_THE TASK_. Can you summarize the Project Rhino introduction below in two sentences?

_DOCUMENT PASSAGE_.
>>>

GithubHelp home page GithubHelp logo

project-rhino's Introduction

Project Rhino

As Hadoop extends into new markets and sees new use cases with security and compliance challenges, the benefits of processing sensitive and legally protected data with all Hadoop projects and HBase must be coupled with protection for private information that limits performance impact. Project Rhino is our open source effort to enhance the existing data protection capabilities of the Hadoop ecosystem to address these challenges, and contribute the code back to Apache.

<<<

_RAW DATA_.

>>>

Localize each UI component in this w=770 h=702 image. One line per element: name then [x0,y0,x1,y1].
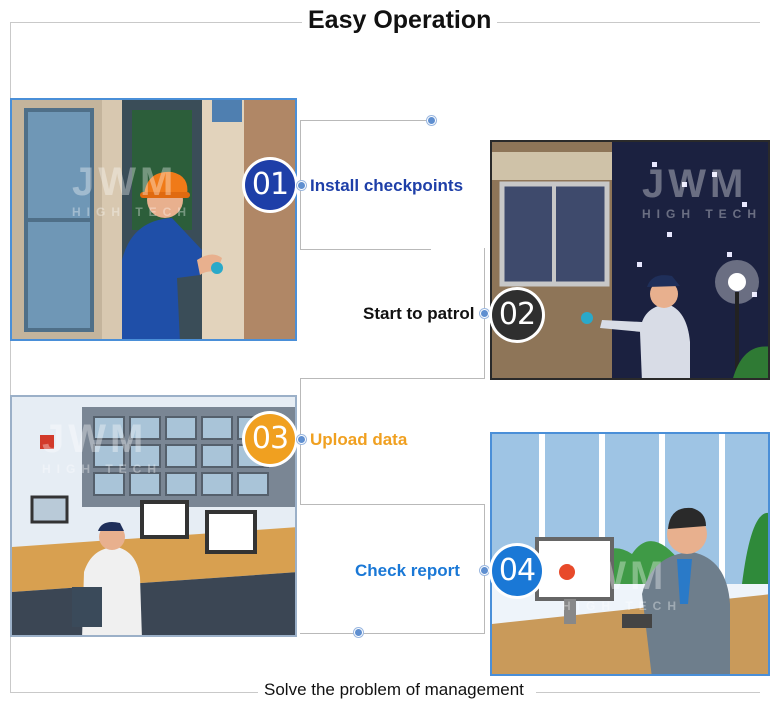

<<<

_COMPLETED EXERCISE_. As Hadoop moves into new markets with security and compliance challenges, processing sensitive and legally protected data across Hadoop projects and HBase must be paired with private-information protection that limits performance impact. Project Rhino is an open source effort to enhance the existing data protection capabilities of the Hadoop ecosystem to meet these challenges and to contribute the code back to Apache.